# Exercise task a:
Translate into Spanish this sentence from the regression lab handout below: "One area in which data collection has become an obsession is primary and secondary education."

# Document passage:
---
6

BIEB 100, Fall 2014. Week 10 Lab. Regression.

“It is part of the human condition that we are statistically rewarded for punishing others and punished for rewarding them” – Daniel Kahneman, Nobel Laureate in Economics, 2002, despite having never taken an economics course. (His 2011 book Thinking Fast and Slow cannot be recommended highly enough).

Our society is consumed with the idea collecting data, but, as you have learned in this course, data cannot be taken at face value – it needs to be properly interpreted to have any meaning, and if improperly interpreted can be extremely misleading.

One area in which data collection has become an obsession is primary and secondary education. Students take a battery of standardized tests and some of the money for a school hinges on whether its students perform better on a test in one year than they did in the last year. Many school districts are now using these tests to evaluate teachers as well. Woe betide you if you are a teacher whose students do worse than the students the year before. The LA Times has been especially vocal in pushing these tests and publishing teacher scores (see: http://tinyurl.com/p756ft5 and commentary http://tinyurl.com/27u3943 and a more general commentary on value added tests http://tinyurl.com/3ddtrs9. The references on this last web page include arguments both for and against value added testing). But what exactly can we conclude if a poorly performing school improves the next year or if a high-performing school declines?
---
# Excerpted data:
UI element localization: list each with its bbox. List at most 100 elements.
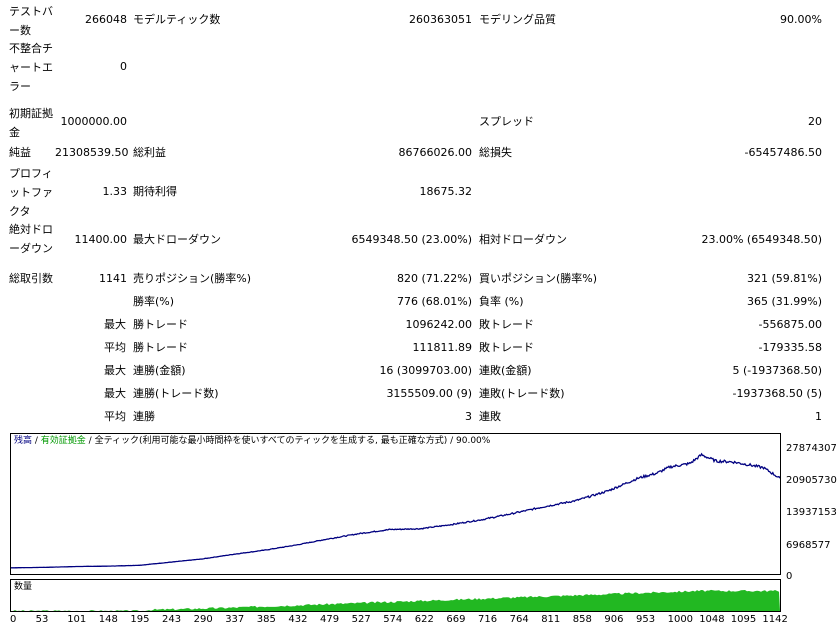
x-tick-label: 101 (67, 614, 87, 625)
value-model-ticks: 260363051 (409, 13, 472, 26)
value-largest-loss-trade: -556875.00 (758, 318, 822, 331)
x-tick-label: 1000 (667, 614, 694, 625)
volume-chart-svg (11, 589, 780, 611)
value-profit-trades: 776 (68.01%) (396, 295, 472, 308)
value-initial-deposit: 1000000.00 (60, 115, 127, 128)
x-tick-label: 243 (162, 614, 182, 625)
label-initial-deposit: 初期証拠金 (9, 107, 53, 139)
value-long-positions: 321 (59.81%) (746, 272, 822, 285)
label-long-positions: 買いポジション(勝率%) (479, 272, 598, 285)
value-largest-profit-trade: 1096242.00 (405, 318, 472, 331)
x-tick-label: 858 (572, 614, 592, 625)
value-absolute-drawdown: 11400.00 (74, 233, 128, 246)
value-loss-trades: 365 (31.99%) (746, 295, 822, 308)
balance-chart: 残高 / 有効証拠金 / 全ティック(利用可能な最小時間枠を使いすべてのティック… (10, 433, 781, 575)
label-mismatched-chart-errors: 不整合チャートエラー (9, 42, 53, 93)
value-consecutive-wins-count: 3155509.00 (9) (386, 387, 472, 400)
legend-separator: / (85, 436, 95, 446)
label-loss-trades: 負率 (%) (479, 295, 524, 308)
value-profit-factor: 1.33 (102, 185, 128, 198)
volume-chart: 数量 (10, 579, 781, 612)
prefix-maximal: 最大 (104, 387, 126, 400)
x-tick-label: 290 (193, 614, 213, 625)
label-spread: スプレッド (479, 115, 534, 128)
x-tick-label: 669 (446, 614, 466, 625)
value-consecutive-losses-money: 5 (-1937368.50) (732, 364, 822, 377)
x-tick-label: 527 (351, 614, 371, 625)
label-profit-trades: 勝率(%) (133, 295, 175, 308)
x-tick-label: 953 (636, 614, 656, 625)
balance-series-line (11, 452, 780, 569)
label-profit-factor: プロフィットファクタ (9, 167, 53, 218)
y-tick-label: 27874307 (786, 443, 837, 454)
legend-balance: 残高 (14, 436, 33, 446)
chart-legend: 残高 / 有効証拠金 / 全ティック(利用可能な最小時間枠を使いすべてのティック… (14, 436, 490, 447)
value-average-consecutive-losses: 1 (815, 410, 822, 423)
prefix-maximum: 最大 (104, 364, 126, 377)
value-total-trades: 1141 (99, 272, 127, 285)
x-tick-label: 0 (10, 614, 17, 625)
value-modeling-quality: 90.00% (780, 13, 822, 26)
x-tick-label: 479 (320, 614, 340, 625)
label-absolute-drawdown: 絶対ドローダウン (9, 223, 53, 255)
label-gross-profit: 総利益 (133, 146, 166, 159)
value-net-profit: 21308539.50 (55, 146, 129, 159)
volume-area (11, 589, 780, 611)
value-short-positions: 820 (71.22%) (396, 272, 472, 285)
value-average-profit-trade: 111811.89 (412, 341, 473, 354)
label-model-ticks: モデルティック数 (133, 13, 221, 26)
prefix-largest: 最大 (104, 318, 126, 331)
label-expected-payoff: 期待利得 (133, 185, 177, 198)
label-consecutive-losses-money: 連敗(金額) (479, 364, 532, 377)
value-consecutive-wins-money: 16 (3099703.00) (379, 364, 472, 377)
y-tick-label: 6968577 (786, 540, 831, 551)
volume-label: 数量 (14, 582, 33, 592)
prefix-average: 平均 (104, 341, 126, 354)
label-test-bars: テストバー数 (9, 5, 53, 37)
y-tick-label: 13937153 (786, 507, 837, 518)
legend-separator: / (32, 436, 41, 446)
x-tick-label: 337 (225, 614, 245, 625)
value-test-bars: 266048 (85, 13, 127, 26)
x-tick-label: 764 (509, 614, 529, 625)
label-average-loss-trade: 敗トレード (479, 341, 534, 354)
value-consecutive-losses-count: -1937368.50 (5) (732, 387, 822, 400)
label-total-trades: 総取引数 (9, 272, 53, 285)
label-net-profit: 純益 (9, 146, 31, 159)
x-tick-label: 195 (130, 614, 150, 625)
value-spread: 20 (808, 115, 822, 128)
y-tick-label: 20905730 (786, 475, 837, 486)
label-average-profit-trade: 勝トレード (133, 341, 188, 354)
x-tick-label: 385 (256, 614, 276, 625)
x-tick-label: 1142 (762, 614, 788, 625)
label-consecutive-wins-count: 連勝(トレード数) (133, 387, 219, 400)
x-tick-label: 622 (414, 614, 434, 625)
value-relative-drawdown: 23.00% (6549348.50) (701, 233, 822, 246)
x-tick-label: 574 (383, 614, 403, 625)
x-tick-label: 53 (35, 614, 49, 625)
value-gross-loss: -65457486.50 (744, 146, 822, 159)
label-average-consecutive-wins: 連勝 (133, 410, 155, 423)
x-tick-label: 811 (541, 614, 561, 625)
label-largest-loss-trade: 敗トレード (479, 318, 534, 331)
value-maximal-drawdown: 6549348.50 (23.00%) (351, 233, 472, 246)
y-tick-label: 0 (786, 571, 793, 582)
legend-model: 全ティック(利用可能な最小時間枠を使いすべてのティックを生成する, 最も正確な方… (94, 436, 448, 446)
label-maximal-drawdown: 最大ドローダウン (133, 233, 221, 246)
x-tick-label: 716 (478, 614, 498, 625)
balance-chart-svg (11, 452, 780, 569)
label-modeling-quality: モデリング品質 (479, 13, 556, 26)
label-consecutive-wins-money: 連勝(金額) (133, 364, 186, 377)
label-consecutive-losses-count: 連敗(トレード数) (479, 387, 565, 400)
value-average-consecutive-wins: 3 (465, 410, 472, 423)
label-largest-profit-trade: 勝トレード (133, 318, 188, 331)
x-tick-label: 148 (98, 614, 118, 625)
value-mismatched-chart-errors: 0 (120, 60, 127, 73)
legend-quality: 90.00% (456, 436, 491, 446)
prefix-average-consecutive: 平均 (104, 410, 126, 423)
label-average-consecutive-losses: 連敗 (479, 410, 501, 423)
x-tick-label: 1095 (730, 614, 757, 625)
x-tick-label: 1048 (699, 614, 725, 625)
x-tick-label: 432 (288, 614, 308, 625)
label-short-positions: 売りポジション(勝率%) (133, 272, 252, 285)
---
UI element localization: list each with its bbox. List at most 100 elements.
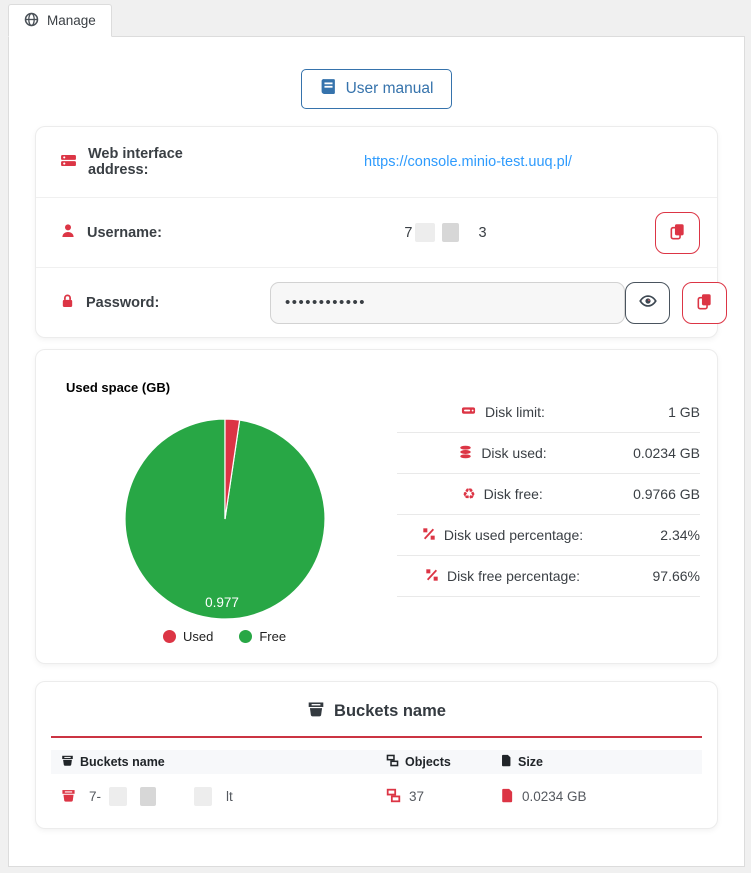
---
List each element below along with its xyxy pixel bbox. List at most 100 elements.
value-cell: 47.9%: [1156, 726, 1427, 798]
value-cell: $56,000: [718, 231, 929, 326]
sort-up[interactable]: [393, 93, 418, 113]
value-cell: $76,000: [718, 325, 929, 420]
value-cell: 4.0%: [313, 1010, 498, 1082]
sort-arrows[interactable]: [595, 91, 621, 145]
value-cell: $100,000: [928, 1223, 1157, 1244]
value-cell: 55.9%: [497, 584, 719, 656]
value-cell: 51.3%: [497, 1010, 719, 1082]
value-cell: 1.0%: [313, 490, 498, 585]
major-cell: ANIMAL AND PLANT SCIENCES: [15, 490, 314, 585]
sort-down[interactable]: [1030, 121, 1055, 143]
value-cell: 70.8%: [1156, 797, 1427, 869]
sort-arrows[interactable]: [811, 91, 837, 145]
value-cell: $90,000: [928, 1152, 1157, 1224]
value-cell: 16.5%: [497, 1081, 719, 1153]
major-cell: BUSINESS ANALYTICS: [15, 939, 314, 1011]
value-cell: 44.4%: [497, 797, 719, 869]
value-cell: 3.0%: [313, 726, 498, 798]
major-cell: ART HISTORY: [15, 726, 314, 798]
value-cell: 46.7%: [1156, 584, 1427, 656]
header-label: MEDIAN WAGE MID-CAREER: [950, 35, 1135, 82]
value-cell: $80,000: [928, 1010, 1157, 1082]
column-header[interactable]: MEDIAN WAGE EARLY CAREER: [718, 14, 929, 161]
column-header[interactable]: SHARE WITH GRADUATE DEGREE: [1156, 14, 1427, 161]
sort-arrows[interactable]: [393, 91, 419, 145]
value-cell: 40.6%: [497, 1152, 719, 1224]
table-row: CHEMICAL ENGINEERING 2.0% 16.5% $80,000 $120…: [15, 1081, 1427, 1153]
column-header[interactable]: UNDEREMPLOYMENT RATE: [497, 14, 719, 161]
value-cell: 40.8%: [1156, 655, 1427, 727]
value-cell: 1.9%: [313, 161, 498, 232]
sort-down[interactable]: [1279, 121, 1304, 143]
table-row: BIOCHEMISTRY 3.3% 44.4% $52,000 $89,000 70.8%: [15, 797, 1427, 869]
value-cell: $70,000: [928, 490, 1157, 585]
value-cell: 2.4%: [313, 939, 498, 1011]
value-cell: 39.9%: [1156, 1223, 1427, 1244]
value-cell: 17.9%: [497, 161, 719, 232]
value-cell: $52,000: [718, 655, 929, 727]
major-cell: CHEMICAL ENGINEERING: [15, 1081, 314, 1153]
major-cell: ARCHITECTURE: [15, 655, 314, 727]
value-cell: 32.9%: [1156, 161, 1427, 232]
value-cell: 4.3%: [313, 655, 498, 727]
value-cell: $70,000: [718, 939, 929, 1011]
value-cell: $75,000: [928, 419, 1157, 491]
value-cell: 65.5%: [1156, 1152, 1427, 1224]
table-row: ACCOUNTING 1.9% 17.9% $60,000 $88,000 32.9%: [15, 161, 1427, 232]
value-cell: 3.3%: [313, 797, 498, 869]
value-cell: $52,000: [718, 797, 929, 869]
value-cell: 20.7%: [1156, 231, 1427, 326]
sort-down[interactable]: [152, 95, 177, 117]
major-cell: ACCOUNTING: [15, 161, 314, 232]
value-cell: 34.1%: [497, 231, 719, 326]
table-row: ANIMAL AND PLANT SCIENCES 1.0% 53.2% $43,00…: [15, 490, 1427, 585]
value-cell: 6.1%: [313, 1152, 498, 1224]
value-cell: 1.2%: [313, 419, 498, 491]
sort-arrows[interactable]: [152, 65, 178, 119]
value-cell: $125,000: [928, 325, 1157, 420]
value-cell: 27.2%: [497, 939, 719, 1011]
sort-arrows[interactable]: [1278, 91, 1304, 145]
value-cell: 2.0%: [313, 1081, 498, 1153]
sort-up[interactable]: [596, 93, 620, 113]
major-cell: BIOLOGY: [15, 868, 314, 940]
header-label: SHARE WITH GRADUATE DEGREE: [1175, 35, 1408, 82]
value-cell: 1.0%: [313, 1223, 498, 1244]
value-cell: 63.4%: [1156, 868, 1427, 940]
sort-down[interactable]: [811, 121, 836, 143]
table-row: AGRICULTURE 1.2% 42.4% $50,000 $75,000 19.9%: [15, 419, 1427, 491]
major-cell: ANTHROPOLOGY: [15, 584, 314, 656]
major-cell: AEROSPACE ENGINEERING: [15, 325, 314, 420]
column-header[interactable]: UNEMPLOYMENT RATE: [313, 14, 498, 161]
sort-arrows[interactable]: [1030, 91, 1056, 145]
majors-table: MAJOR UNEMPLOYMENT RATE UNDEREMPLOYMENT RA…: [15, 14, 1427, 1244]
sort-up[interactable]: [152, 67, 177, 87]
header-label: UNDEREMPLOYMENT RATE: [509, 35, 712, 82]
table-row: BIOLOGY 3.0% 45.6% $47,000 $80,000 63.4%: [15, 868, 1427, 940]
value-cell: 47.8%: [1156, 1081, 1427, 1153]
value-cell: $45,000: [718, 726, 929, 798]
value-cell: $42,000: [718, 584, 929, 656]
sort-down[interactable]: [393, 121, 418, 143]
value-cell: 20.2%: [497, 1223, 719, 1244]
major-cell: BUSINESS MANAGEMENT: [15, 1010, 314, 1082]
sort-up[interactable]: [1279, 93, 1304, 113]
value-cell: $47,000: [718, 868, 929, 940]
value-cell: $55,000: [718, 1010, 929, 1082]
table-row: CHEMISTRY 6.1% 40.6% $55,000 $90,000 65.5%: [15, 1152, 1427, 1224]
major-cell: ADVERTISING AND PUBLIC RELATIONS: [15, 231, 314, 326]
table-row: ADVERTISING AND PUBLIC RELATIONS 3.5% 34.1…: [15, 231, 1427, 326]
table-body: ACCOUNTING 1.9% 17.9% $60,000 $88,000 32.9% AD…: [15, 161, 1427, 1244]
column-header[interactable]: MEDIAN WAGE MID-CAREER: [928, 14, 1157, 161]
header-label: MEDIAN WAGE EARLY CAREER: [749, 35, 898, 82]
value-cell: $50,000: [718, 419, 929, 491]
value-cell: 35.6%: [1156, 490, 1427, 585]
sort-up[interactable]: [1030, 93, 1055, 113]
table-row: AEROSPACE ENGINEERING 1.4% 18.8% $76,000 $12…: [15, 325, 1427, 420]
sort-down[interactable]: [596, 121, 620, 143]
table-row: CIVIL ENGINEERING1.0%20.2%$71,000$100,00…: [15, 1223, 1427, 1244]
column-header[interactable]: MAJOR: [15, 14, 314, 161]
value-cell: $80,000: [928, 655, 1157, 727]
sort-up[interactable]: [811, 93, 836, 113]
---
# Exercise task b:
Reproduce the rows above, from the row containing "List each element" through the row containing "sort-arrows[interactable]: [595, 91, 621, 145]", both included.

# Exercise output a:
Un área en la que la recopilación de datos se ha convertido en una obsesión es la educación primaria y secundaria.

# Exercise output b:
List each element below along with its xyxy pixel bbox. List at most 100 elements.
value-cell: 47.9%: [1156, 726, 1427, 798]
value-cell: $56,000: [718, 231, 929, 326]
sort-up[interactable]: [393, 93, 418, 113]
value-cell: $76,000: [718, 325, 929, 420]
value-cell: 4.0%: [313, 1010, 498, 1082]
sort-arrows[interactable]: [595, 91, 621, 145]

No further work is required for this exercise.